_Input:_
=======

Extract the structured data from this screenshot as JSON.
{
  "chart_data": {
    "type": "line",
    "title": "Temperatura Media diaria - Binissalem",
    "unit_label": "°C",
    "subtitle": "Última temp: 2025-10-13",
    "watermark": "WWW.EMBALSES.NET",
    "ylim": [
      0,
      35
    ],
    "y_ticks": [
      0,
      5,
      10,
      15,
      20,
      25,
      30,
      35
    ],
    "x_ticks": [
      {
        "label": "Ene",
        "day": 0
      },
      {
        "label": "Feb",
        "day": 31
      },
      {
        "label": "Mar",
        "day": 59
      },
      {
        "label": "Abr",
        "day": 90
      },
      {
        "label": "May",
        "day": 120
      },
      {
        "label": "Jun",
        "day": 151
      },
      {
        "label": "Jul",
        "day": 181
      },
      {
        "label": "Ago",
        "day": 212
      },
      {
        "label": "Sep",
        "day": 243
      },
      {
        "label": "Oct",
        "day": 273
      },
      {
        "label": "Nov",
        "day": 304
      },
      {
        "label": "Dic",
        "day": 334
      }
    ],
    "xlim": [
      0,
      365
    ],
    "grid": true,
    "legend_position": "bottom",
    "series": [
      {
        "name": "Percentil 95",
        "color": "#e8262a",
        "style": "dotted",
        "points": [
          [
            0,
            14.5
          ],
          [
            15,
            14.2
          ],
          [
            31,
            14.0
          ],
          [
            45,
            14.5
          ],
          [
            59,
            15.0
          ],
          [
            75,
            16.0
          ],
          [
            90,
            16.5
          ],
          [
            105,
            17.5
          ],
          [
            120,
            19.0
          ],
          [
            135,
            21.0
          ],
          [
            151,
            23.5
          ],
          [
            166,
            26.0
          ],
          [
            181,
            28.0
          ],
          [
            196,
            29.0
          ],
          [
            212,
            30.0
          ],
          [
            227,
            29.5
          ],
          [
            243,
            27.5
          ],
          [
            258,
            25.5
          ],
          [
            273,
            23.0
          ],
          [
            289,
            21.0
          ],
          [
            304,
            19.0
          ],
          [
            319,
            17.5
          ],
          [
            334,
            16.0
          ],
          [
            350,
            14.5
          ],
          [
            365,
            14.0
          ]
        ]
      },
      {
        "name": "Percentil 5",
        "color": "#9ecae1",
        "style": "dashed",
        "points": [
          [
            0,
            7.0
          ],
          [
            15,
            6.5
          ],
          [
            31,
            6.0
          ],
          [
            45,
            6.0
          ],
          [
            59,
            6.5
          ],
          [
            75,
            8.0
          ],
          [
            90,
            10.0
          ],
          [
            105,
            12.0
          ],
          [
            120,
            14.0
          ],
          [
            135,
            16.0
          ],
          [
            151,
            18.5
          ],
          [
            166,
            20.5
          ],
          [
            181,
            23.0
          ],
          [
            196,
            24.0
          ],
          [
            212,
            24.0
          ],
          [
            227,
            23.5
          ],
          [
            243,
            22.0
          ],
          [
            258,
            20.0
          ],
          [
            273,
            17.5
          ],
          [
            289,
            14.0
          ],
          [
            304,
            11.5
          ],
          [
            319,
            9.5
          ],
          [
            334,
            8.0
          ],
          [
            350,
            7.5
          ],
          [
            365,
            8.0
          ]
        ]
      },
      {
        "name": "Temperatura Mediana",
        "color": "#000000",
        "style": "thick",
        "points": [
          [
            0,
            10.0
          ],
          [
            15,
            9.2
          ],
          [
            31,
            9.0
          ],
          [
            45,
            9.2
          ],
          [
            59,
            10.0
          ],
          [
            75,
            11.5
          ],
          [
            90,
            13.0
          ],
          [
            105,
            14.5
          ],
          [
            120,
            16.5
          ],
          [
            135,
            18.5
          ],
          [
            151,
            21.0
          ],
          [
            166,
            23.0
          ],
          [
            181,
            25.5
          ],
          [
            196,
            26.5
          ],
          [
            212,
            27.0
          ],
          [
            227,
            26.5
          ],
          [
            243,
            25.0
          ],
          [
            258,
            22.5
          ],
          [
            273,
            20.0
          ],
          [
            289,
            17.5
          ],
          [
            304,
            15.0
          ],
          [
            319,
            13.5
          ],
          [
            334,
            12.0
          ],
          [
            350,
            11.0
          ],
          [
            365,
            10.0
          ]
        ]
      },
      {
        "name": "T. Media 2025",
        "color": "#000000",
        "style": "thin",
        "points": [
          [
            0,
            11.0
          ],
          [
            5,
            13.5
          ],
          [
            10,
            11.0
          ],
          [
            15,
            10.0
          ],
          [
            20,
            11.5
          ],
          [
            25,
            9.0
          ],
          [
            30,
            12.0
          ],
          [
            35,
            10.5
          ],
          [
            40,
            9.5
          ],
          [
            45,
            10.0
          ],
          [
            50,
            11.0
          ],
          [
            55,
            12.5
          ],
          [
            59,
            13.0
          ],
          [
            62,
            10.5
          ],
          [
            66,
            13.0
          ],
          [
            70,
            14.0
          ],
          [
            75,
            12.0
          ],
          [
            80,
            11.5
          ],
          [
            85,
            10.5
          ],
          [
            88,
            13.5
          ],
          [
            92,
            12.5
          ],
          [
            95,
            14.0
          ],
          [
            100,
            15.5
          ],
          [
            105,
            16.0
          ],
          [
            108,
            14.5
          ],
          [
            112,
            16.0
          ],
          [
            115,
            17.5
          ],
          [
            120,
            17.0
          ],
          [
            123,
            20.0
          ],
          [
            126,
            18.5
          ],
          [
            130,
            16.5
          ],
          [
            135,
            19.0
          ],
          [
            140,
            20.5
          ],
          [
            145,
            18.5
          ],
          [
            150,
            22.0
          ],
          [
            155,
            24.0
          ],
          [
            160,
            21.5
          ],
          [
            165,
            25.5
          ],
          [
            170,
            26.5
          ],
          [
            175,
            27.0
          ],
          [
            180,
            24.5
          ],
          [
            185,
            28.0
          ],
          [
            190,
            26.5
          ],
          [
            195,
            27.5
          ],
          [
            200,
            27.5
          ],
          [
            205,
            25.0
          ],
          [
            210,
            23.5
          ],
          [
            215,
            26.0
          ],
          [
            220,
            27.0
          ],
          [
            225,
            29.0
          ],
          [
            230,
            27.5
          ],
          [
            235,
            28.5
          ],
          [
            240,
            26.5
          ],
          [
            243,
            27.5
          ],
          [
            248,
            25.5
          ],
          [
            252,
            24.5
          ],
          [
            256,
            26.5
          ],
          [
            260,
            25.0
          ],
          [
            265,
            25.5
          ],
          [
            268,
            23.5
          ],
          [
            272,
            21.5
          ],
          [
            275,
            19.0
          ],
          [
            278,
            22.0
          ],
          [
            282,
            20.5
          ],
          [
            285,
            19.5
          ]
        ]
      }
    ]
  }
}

=======

_Task to carry out:_ Extract from the data every line where "style" shows up.

_Full answer:_
        "style": "dotted",
        "style": "dashed",
        "style": "thick",
        "style": "thin",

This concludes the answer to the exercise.